*GOAL*.
Copy each line below in which the word "仕事内容" occurs.

-- START --

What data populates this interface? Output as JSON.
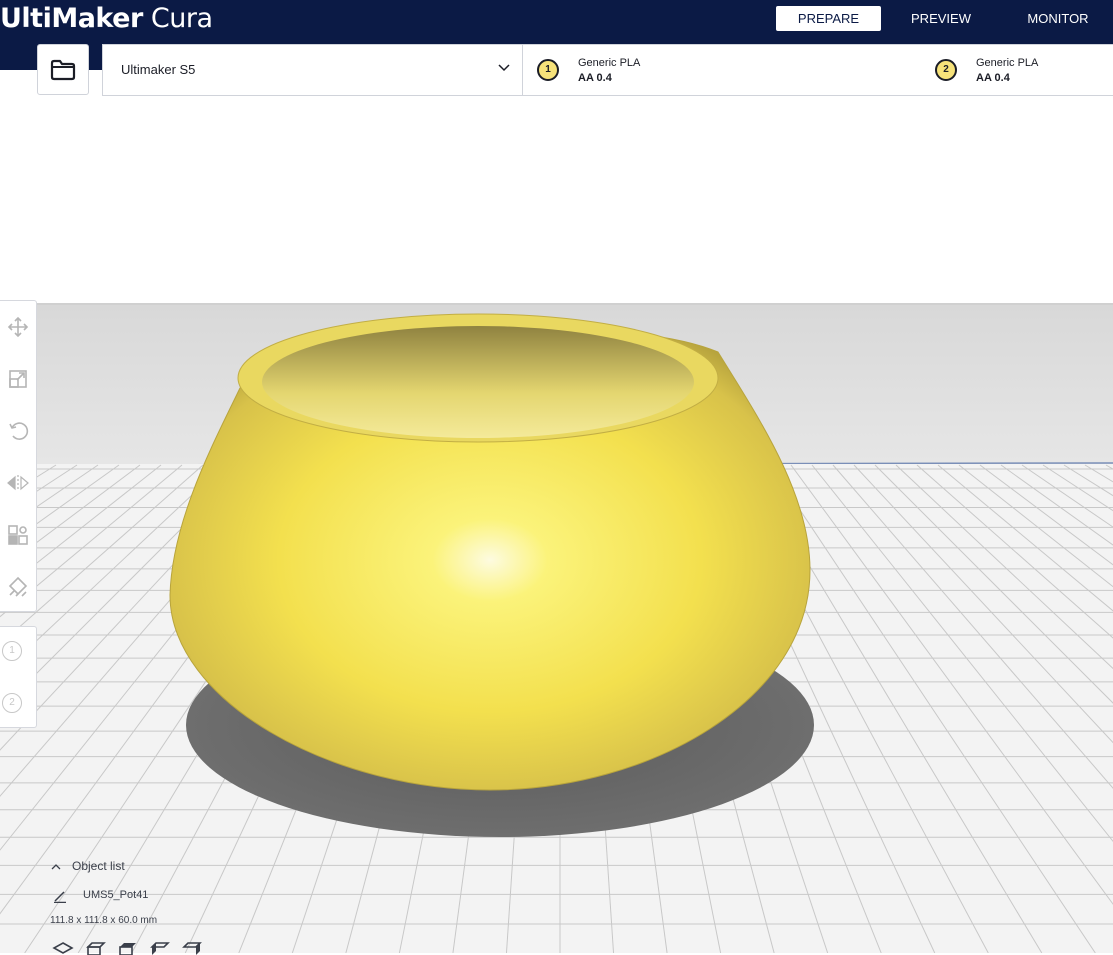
{
  "app": {
    "brand": "UltiMaker",
    "product": "Cura"
  },
  "nav": {
    "tabs": [
      "PREPARE",
      "PREVIEW",
      "MONITOR"
    ],
    "active": "PREPARE"
  },
  "toolbar": {
    "open_icon": "folder-icon",
    "printer": "Ultimaker S5",
    "extruders": [
      {
        "index": "1",
        "material": "Generic PLA",
        "nozzle": "AA 0.4"
      },
      {
        "index": "2",
        "material": "Generic PLA",
        "nozzle": "AA 0.4"
      }
    ]
  },
  "tools": [
    "move-icon",
    "scale-icon",
    "rotate-icon",
    "mirror-icon",
    "per-model-settings-icon",
    "support-blocker-icon"
  ],
  "extruder_tools": [
    "1",
    "2"
  ],
  "object_list": {
    "toggle_label": "Object list",
    "object_name": "UMS5_Pot41",
    "dimensions": "111.8 x 111.8 x 60.0 mm"
  },
  "colors": {
    "header": "#0b1a45",
    "model_yellow": "#f6e650",
    "extruder_badge": "#f6e27a",
    "build_plate": "#f3f3f3",
    "grid": "#c8c8c8"
  }
}
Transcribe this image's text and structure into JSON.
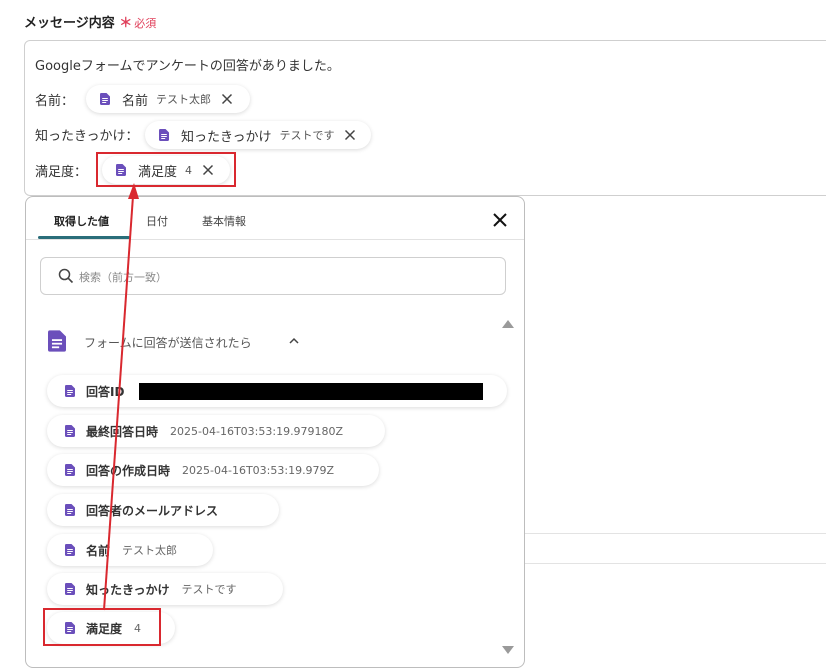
{
  "field": {
    "label": "メッセージ内容",
    "required_mark": "＊",
    "required_text": "必須"
  },
  "editor": {
    "line1": "Googleフォームでアンケートの回答がありました。",
    "line2_label": "名前：",
    "line3_label": "知ったきっかけ：",
    "line4_label": "満足度：",
    "chips": [
      {
        "label": "名前",
        "value": "テスト太郎"
      },
      {
        "label": "知ったきっかけ",
        "value": "テストです"
      },
      {
        "label": "満足度",
        "value": "4"
      }
    ]
  },
  "panel": {
    "tabs": [
      {
        "label": "取得した値"
      },
      {
        "label": "日付"
      },
      {
        "label": "基本情報"
      }
    ],
    "search_placeholder": "検索（前方一致）",
    "section_title": "フォームに回答が送信されたら",
    "items": [
      {
        "label": "回答ID",
        "value": ""
      },
      {
        "label": "最終回答日時",
        "value": "2025-04-16T03:53:19.979180Z"
      },
      {
        "label": "回答の作成日時",
        "value": "2025-04-16T03:53:19.979Z"
      },
      {
        "label": "回答者のメールアドレス",
        "value": ""
      },
      {
        "label": "名前",
        "value": "テスト太郎"
      },
      {
        "label": "知ったきっかけ",
        "value": "テストです"
      },
      {
        "label": "満足度",
        "value": "4"
      }
    ]
  },
  "colors": {
    "accent_tab": "#2a6e7a",
    "doc_icon": "#6b4fbb",
    "highlight": "#d9282f",
    "required": "#e0405b"
  }
}
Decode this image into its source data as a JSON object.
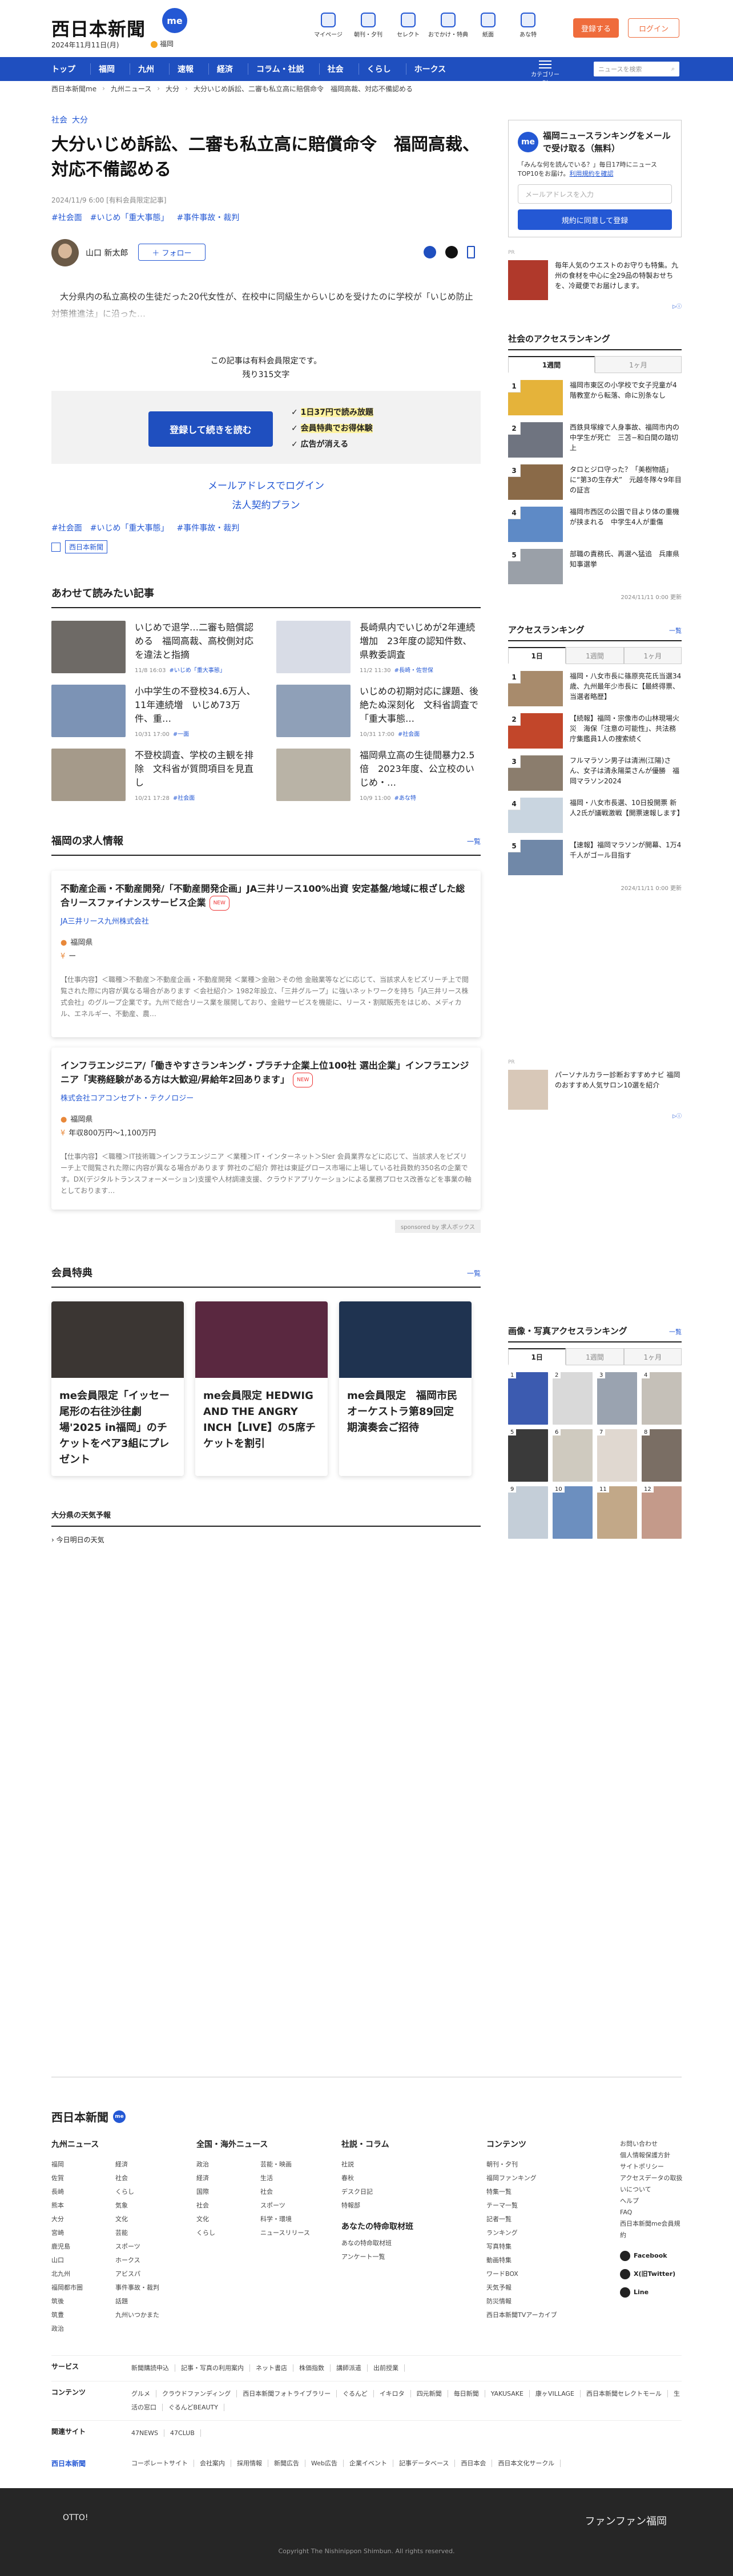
{
  "header": {
    "logo": "西日本新聞",
    "me": "me",
    "date": "2024年11月11日(月)",
    "weather_area": "福岡",
    "icons": [
      {
        "label": "マイページ",
        "icon": "person-icon"
      },
      {
        "label": "朝刊・夕刊",
        "icon": "newspaper-icon"
      },
      {
        "label": "セレクト",
        "icon": "select-icon"
      },
      {
        "label": "おでかけ・特典",
        "icon": "ticket-icon"
      },
      {
        "label": "紙面",
        "icon": "paper-icon"
      },
      {
        "label": "あな特",
        "icon": "chat-icon"
      }
    ],
    "register": "登録する",
    "login": "ログイン"
  },
  "nav": {
    "items": [
      "トップ",
      "福岡",
      "九州",
      "速報",
      "経済",
      "コラム・社説",
      "社会",
      "くらし",
      "ホークス"
    ],
    "menu": "カテゴリー別",
    "search_placeholder": "ニュースを検索"
  },
  "breadcrumb": [
    "西日本新聞me",
    "九州ニュース",
    "大分",
    "大分いじめ訴訟、二審も私立高に賠償命令　福岡高裁、対応不備認める"
  ],
  "article": {
    "categories": [
      "社会",
      "大分"
    ],
    "title": "大分いじめ訴訟、二審も私立高に賠償命令　福岡高裁、対応不備認める",
    "meta": "2024/11/9 6:00 [有料会員限定記事]",
    "tags": [
      "#社会面",
      "#いじめ「重大事態」",
      "#事件事故・裁判"
    ],
    "author": "山口 新太郎",
    "follow": "＋ フォロー",
    "lead": "大分県内の私立高校の生徒だった20代女性が、在校中に同級生からいじめを受けたのに学校が「いじめ防止対策推進法」に沿った…",
    "pay_note": "この記事は有料会員限定です。",
    "remaining": "残り315文字",
    "pay_button": "登録して続きを読む",
    "benefits": [
      "1日37円で読み放題",
      "会員特典でお得体験",
      "広告が消える"
    ],
    "mail_login": "メールアドレスでログイン",
    "corp_plan": "法人契約プラン",
    "provider": "西日本新聞"
  },
  "related": {
    "heading": "あわせて読みたい記事",
    "items": [
      {
        "title": "いじめで退学…二審も賠償認める　福岡高裁、高校側対応を違法と指摘",
        "time": "11/8 16:03",
        "tag": "#いじめ「重大事態」",
        "color": "#6e6a66"
      },
      {
        "title": "長崎県内でいじめが2年連続増加　23年度の認知件数、県教委調査",
        "time": "11/2 11:30",
        "tag": "#長崎・佐世保",
        "color": "#d8dce6"
      },
      {
        "title": "小中学生の不登校34.6万人、11年連続増　いじめ73万件、重…",
        "time": "10/31 17:00",
        "tag": "#一面",
        "color": "#7c93b5"
      },
      {
        "title": "いじめの初期対応に課題、後絶たぬ深刻化　文科省調査で「重大事態…",
        "time": "10/31 17:00",
        "tag": "#社会面",
        "color": "#8fa0b8"
      },
      {
        "title": "不登校調査、学校の主観を排除　文科省が質問項目を見直し",
        "time": "10/21 17:28",
        "tag": "#社会面",
        "color": "#a59a8a"
      },
      {
        "title": "福岡県立高の生徒間暴力2.5倍　2023年度、公立校のいじめ・…",
        "time": "10/9 11:00",
        "tag": "#あな特",
        "color": "#b9b3a6"
      }
    ]
  },
  "jobs": {
    "heading": "福岡の求人情報",
    "more": "一覧",
    "items": [
      {
        "title": "不動産企画・不動産開発/「不動産開発企画」JA三井リース100%出資 安定基盤/地域に根ざした総合リースファイナンスサービス企業",
        "new": "NEW",
        "company": "JA三井リース九州株式会社",
        "location": "福岡県",
        "salary": "ー",
        "desc": "【仕事内容】＜職種＞不動産＞不動産企画・不動産開発 ＜業種＞金融＞その他 金融業等などに応じて、当該求人をピズリーチ上で閲覧された際に内容が異なる場合があります ＜会社紹介＞ 1982年設立、「三井グループ」に強いネットワークを持ち「JA三井リース株式会社」のグループ企業です。九州で総合リース業を展開しており、金融サービスを機能に、リース・割賦販売をはじめ、メディカル、エネルギー、不動産、農…"
      },
      {
        "title": "インフラエンジニア/「働きやすさランキング・プラチナ企業上位100社 選出企業」インフラエンジニア「実務経験がある方は大歓迎/昇給年2回あります」",
        "new": "NEW",
        "company": "株式会社コアコンセプト・テクノロジー",
        "location": "福岡県",
        "salary": "年収800万円〜1,100万円",
        "desc": "【仕事内容】＜職種＞IT技術職＞インフラエンジニア ＜業種＞IT・インターネット＞SIer 会員業界などに応じて、当該求人をピズリーチ上で閲覧された際に内容が異なる場合があります 弊社のご紹介 弊社は東証グロース市場に上場している社員数約350名の企業です。DX(デジタルトランスフォーメーション)支援や人材調達支援、クラウドアプリケーションによる業務プロセス改善などを事業の軸としております…"
      }
    ],
    "sponsor": "sponsored by 求人ボックス"
  },
  "perks": {
    "heading": "会員特典",
    "more": "一覧",
    "items": [
      {
        "title": "me会員限定「イッセー尾形の右往沙往劇場'2025 in福岡」のチケットをペア3組にプレゼント",
        "color": "#3b3633"
      },
      {
        "title": "me会員限定 HEDWIG AND THE ANGRY INCH【LIVE】の5席チケットを割引",
        "color": "#5a2840"
      },
      {
        "title": "me会員限定　福岡市民オーケストラ第89回定期演奏会ご招待",
        "color": "#1f3350"
      }
    ]
  },
  "weather": {
    "heading": "大分県の天気予報",
    "row": "今日明日の天気"
  },
  "side": {
    "promo": {
      "me": "me",
      "title": "福岡ニュースランキングをメールで受け取る（無料）",
      "desc": "「みんな何を読んでいる？」毎日17時にニュースTOP10をお届け。",
      "terms": "利用規約を確認",
      "placeholder": "メールアドレスを入力",
      "button": "規約に同意して登録"
    },
    "ad_label": "PR",
    "ad1": "毎年人気のウエストのお守りも特集。九州の食材を中心に全29品の特製おせちを、冷蔵便でお届けします。",
    "access": {
      "heading": "社会のアクセスランキング",
      "tabs": [
        "1週間",
        "1ヶ月"
      ],
      "items": [
        {
          "n": "1",
          "title": "福岡市東区の小学校で女子児童が4階教室から転落、命に別条なし",
          "color": "#e5b33a"
        },
        {
          "n": "2",
          "title": "西鉄貝塚線で人身事故、福岡市内の中学生が死亡　三苫−和白間の踏切上",
          "color": "#6f7480"
        },
        {
          "n": "3",
          "title": "タロとジロ守った？「美樹物語」に“第3の生存犬”　元越冬隊々9年目の証言",
          "color": "#8a6a48"
        },
        {
          "n": "4",
          "title": "福岡市西区の公園で目より体の重機が挟まれる　中学生4人が重傷",
          "color": "#5e8ac6"
        },
        {
          "n": "5",
          "title": "部職の責務氏、再選へ猛追　兵庫県知事選挙",
          "color": "#9aa0a8"
        }
      ],
      "updated": "2024/11/11 0:00 更新"
    },
    "access2": {
      "heading": "アクセスランキング",
      "more": "一覧",
      "tabs": [
        "1日",
        "1週間",
        "1ヶ月"
      ],
      "items": [
        {
          "n": "1",
          "title": "福岡・八女市長に篠原亮花氏当選34歳、九州最年少市長に【最終得票、当選者略歴】",
          "color": "#a88b6c"
        },
        {
          "n": "2",
          "title": "【続報】福岡・宗像市の山林現場火災　海保「注意の可能性」、共法務庁集鑑員1人の捜索続く",
          "color": "#c2462a"
        },
        {
          "n": "3",
          "title": "フルマラソン男子は清洲(江陽)さん、女子は清永陽菜さんが優勝　福岡マラソン2024",
          "color": "#8b7d6d"
        },
        {
          "n": "4",
          "title": "福岡・八女市長選、10日投開票 新人2氏が議戦激戦【開票速報します】",
          "color": "#c9d5e0"
        },
        {
          "n": "5",
          "title": "【速報】福岡マラソンが開幕、1万4千人がゴール目指す",
          "color": "#7088a8"
        }
      ],
      "updated": "2024/11/11 0:00 更新"
    },
    "ad2": "パーソナルカラー診断おすすめナビ 福岡のおすすめ人気サロン10選を紹介",
    "photo": {
      "heading": "画像・写真アクセスランキング",
      "more": "一覧",
      "tabs": [
        "1日",
        "1週間",
        "1ヶ月"
      ],
      "cells": [
        "#3c5bb0",
        "#d9d9d9",
        "#9aa3b0",
        "#c5c0b8",
        "#3a3a3a",
        "#cfcabf",
        "#e0d8d0",
        "#7a6e64",
        "#c4ced8",
        "#6c8fbf",
        "#c2a888",
        "#c49a8a"
      ]
    }
  },
  "footer": {
    "logo": "西日本新聞",
    "me": "me",
    "cols": [
      {
        "h": "九州ニュース",
        "items": [
          "福岡",
          "佐賀",
          "長崎",
          "熊本",
          "大分",
          "宮崎",
          "鹿児島",
          "山口",
          "北九州",
          "福岡都市圏",
          "筑後",
          "筑豊",
          "政治",
          "経済",
          "社会",
          "くらし",
          "気象",
          "文化",
          "芸能",
          "スポーツ",
          "ホークス",
          "アビスパ",
          "事件事故・裁判",
          "話題",
          "九州いつかまた"
        ]
      },
      {
        "h": "全国・海外ニュース",
        "items": [
          "政治",
          "経済",
          "国際",
          "社会",
          "文化",
          "くらし",
          "芸能・映画",
          "生活",
          "社会",
          "スポーツ",
          "科学・環境",
          "ニュースリリース"
        ]
      },
      {
        "h": "社説・コラム",
        "items": [
          "社説",
          "春秋",
          "デスク日記",
          "特報部"
        ]
      },
      {
        "h": "コンテンツ",
        "items": [
          "朝刊・夕刊",
          "福岡ファンキング",
          "特集一覧",
          "テーマ一覧",
          "記者一覧",
          "ランキング",
          "写真特集",
          "動画特集",
          "ワードBOX",
          "天気予報",
          "防災情報",
          "西日本新聞TVアーカイブ"
        ]
      }
    ],
    "sub_heading": "あなたの特命取材班",
    "sub_items": [
      "あなの特命取材班",
      "アンケート一覧"
    ],
    "info": [
      "お問い合わせ",
      "個人情報保護方針",
      "サイトポリシー",
      "アクセスデータの取扱いについて",
      "ヘルプ",
      "FAQ",
      "西日本新聞me会員規約"
    ],
    "social": [
      "Facebook",
      "X(旧Twitter)",
      "Line"
    ],
    "rows": [
      {
        "label": "サービス",
        "items": [
          "新聞購読申込",
          "記事・写真の利用案内",
          "ネット書店",
          "株価指数",
          "講師派遣",
          "出前授業"
        ]
      },
      {
        "label": "コンテンツ",
        "items": [
          "グルメ",
          "クラウドファンディング",
          "西日本新聞フォトライブラリー",
          "ぐるんど",
          "イキロタ",
          "四元新聞",
          "毎日新聞",
          "YAKUSAKE",
          "康ヶVILLAGE",
          "西日本新聞セレクトモール",
          "生活の窓口",
          "ぐるんどBEAUTY"
        ]
      },
      {
        "label": "関連サイト",
        "items": [
          "47NEWS",
          "47CLUB"
        ]
      }
    ],
    "corp_label": "西日本新聞",
    "corp": [
      "コーポレートサイト",
      "会社案内",
      "採用情報",
      "新聞広告",
      "Web広告",
      "企業イベント",
      "記事データベース",
      "西日本会",
      "西日本文化サークル"
    ],
    "otto": "OTTO!",
    "ff": "ファンファン福岡",
    "copyright": "Copyright The Nishinippon Shimbun. All rights reserved."
  }
}
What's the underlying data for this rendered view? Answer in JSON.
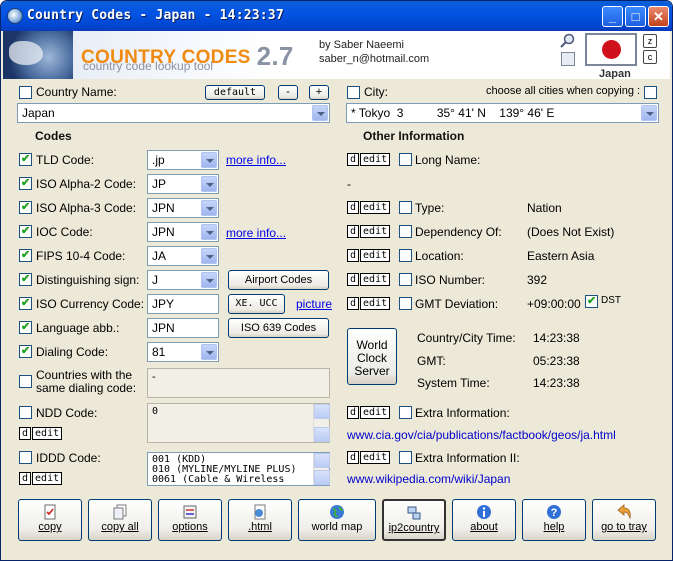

-- END --

*RESPONSE TO THIS TASK*.
        "desc": "【仕事内容】＜職種＞不動産＞不動産企画・不動産開発 ＜業種＞金融＞その他 金融業等などに応じて、当該求人をピズリーチ上で閲覧された際に内容が異なる場合があります ＜会社紹介＞ 1982年設立、「三井グループ」に強いネットワークを持ち「JA三井リース株式会社」のグループ企業です。九州で総合リース業を展開しており、金融サービスを機能に、リース・割賦販売をはじめ、メディカル、エネルギー、不動産、農…"
        "desc": "【仕事内容】＜職種＞IT技術職＞インフラエンジニア ＜業種＞IT・インターネット＞SIer 会員業界などに応じて、当該求人をピズリーチ上で閲覧された際に内容が異なる場合があります 弊社のご紹介 弊社は東証グロース市場に上場している社員数約350名の企業です。DX(デジタルトランスフォーメーション)支援や人材調達支援、クラウドアプリケーションによる業務プロセス改善などを事業の軸としております…"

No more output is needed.